• _Given problem_:
Wherever a line holds the word "pages", copy that line out.

Dataset rows
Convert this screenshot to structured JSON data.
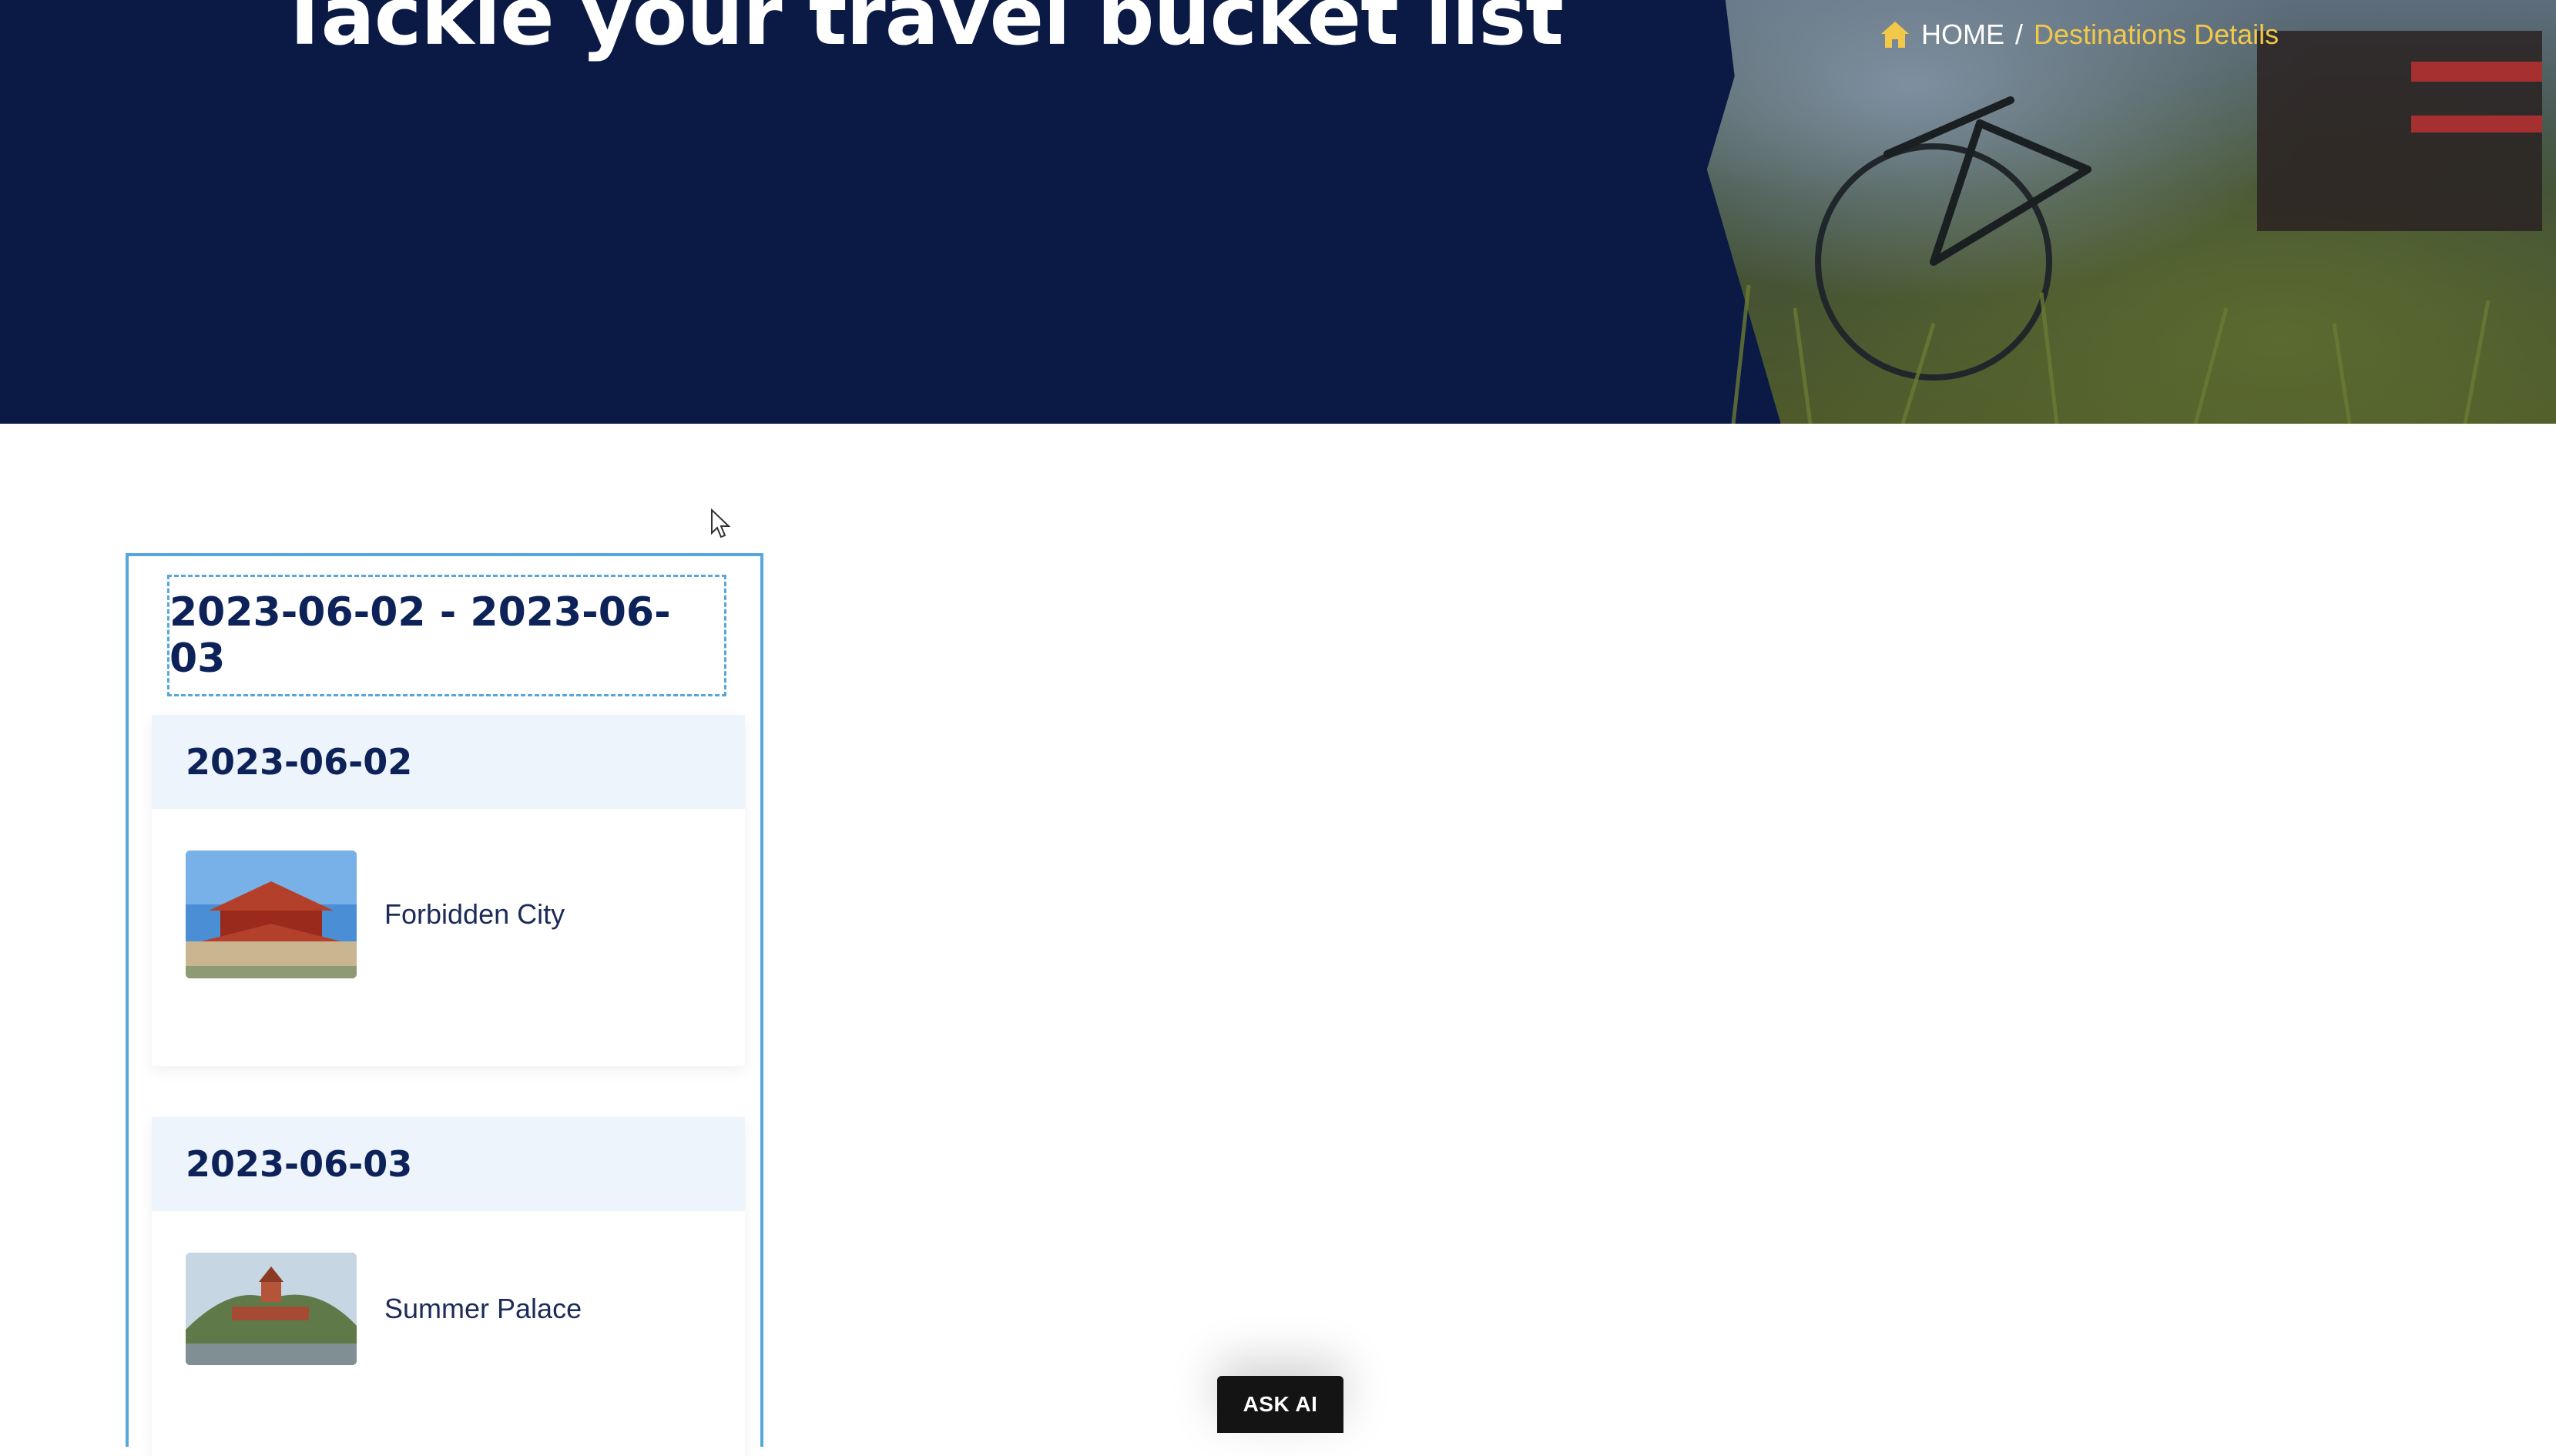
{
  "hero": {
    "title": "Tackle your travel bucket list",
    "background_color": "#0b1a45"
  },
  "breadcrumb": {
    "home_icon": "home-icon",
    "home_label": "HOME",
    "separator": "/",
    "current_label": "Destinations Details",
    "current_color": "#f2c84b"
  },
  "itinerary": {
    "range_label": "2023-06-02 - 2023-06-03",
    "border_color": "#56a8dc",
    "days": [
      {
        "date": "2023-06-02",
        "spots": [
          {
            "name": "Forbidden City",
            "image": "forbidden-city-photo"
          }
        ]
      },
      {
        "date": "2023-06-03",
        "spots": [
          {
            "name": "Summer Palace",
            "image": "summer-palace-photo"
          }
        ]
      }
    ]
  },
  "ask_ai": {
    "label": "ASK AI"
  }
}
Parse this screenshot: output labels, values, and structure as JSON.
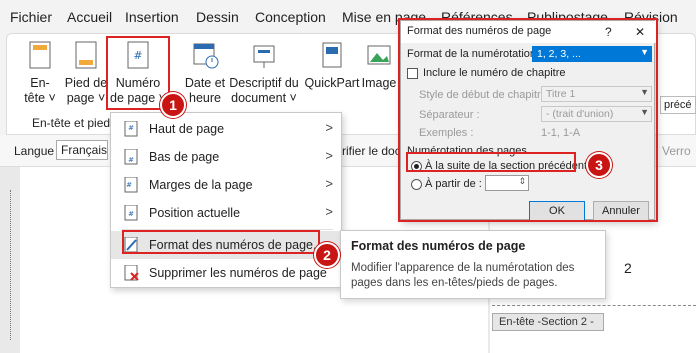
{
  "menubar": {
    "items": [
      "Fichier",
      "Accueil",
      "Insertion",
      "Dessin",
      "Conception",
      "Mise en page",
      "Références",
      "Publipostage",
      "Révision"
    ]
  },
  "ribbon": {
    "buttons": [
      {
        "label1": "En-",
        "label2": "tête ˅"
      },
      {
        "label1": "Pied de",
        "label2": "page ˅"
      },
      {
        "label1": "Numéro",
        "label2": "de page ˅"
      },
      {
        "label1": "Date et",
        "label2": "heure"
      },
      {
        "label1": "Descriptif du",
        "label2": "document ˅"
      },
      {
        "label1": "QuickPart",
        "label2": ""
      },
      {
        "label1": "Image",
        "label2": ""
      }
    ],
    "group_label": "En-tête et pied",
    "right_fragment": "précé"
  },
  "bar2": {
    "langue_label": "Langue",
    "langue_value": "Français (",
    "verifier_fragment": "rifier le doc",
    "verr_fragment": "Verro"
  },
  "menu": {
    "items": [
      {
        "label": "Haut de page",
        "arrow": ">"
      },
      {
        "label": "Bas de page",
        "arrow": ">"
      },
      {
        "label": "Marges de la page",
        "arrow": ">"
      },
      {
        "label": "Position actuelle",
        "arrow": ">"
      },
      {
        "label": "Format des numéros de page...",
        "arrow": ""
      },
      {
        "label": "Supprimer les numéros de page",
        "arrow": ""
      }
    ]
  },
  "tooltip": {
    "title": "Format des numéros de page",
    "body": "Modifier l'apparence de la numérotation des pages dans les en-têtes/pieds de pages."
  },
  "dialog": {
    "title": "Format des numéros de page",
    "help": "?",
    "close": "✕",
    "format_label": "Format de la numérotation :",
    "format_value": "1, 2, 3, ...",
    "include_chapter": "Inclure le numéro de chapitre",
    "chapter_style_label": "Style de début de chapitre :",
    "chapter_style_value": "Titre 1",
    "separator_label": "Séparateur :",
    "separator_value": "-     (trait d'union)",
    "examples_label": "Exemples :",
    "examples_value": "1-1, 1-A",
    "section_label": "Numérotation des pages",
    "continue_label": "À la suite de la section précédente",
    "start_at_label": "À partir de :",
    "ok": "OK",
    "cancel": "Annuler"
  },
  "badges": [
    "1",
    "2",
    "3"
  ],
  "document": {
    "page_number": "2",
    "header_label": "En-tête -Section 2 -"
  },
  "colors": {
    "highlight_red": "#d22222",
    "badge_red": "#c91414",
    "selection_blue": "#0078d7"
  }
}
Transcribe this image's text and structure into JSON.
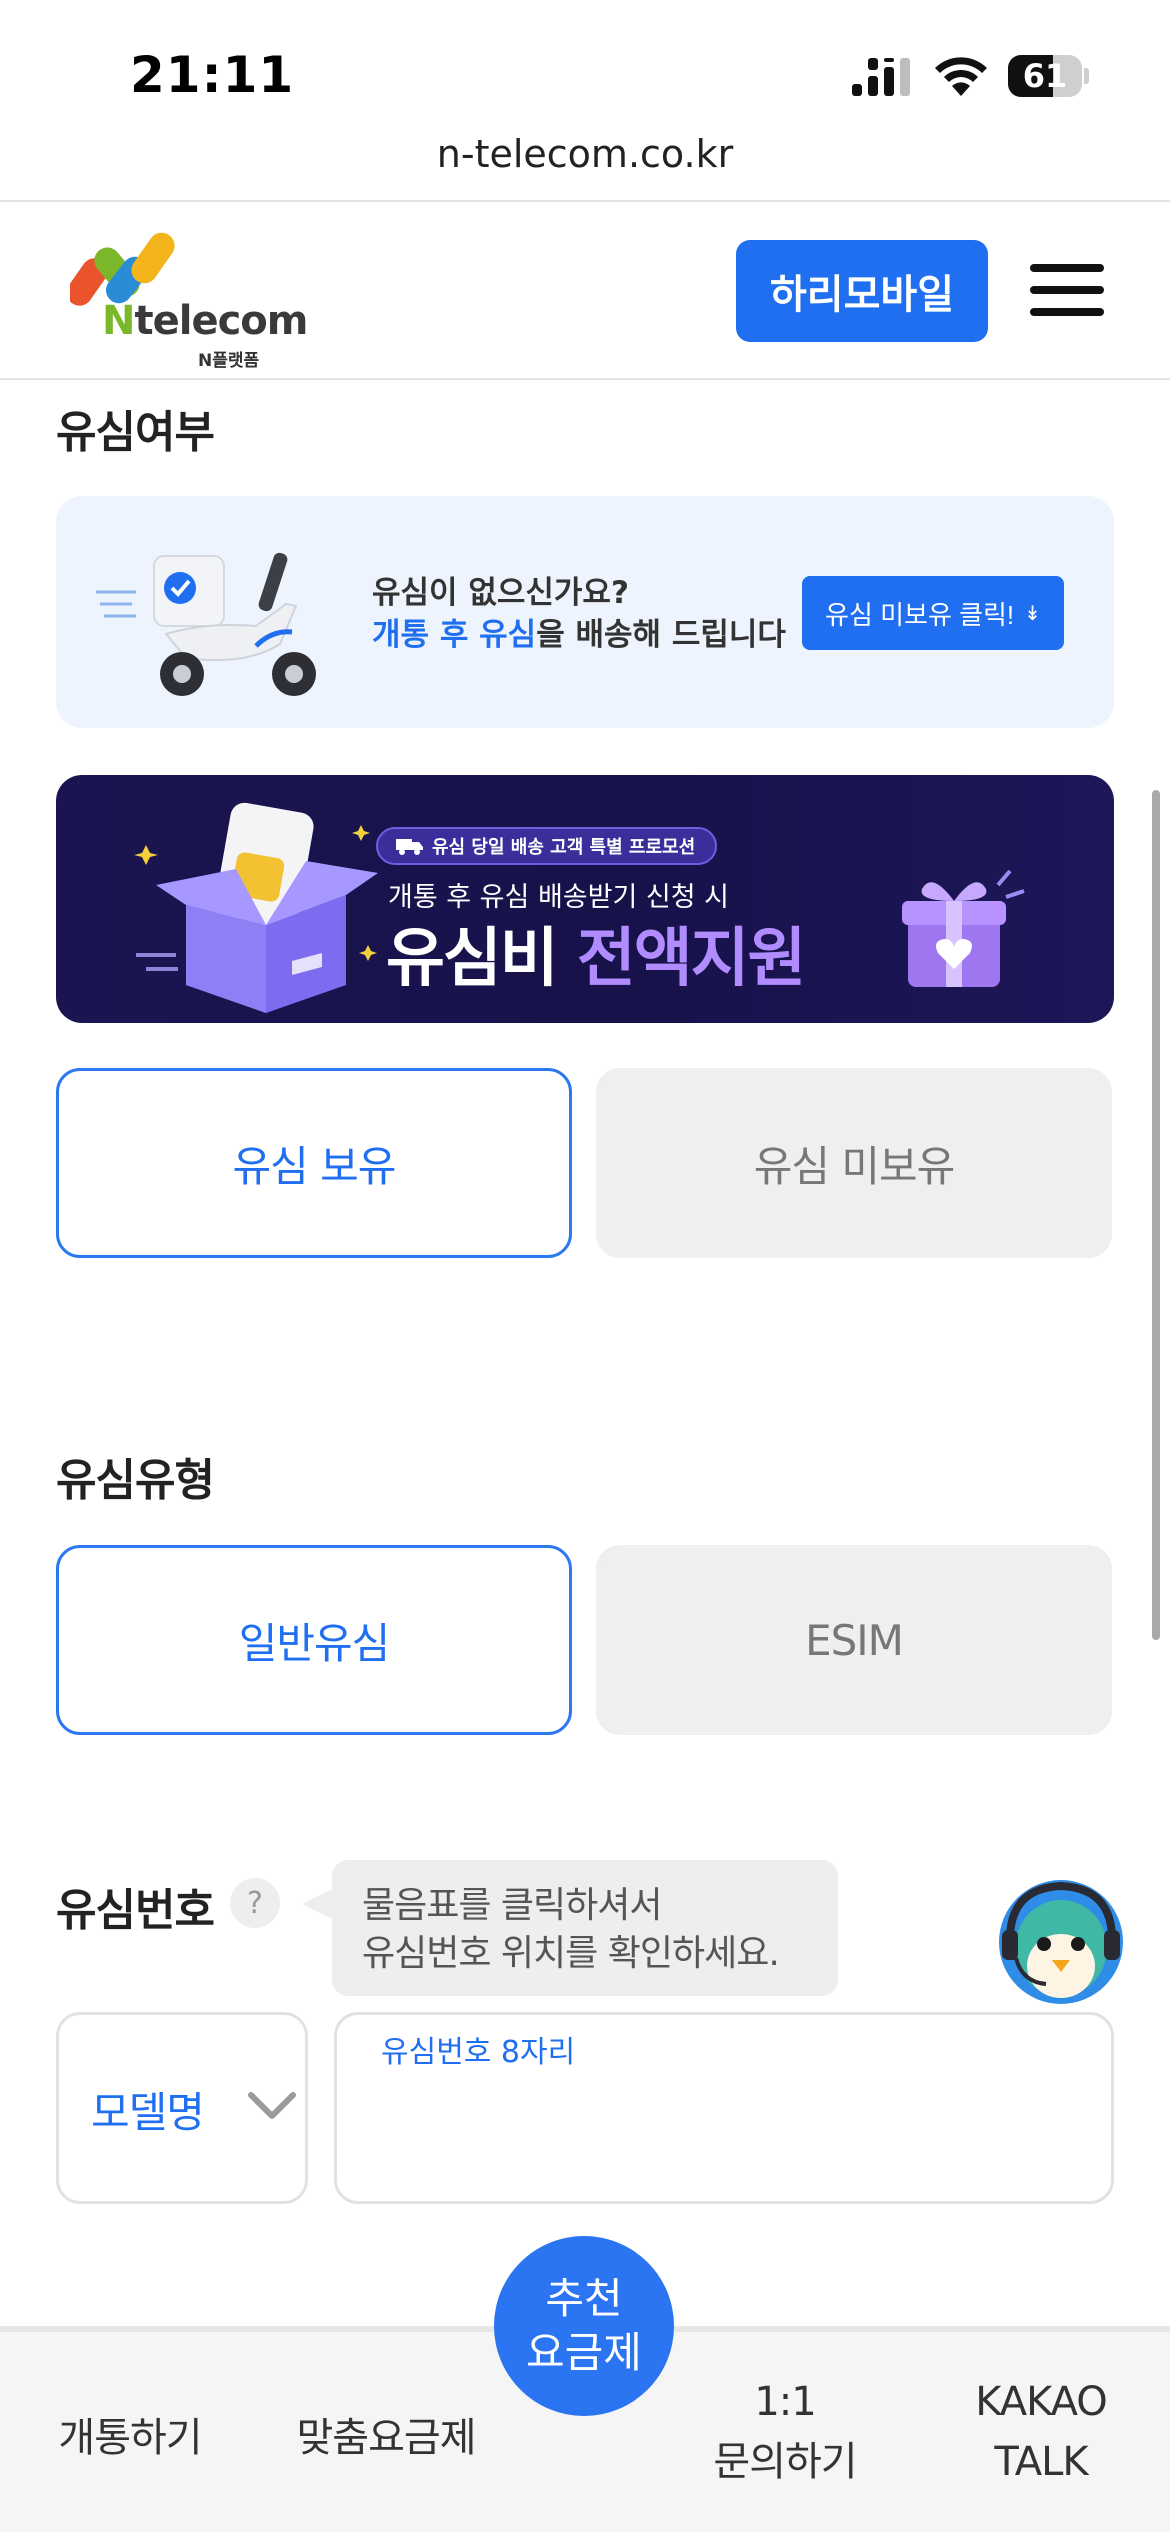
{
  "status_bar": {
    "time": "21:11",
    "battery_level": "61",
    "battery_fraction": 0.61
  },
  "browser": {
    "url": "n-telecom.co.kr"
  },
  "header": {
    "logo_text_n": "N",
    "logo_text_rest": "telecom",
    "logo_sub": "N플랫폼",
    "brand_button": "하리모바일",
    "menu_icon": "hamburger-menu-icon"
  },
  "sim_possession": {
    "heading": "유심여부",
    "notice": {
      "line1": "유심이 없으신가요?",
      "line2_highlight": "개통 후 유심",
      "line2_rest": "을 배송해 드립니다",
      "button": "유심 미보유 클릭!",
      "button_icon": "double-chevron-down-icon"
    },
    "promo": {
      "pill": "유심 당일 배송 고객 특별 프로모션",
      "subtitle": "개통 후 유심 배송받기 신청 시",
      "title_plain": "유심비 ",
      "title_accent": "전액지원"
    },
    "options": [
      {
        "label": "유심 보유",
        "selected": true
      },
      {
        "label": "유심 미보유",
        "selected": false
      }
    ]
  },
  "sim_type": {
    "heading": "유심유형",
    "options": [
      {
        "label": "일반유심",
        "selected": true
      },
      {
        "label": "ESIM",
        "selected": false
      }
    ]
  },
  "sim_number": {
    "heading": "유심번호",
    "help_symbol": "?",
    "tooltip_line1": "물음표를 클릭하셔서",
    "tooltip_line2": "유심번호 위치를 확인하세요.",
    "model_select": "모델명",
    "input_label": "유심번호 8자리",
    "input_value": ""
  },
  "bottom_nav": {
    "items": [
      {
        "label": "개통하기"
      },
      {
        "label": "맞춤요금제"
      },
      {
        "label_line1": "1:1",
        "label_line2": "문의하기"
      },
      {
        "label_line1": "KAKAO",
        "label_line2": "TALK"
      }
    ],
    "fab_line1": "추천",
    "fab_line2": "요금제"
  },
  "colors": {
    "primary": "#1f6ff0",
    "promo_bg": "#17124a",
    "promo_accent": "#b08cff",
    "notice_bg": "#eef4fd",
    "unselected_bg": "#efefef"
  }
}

• _Result for this exercise_:
    "body": "Modifier l'apparence de la numérotation des pages dans les en-têtes/pieds de pages."
    "section_label": "Numérotation des pages",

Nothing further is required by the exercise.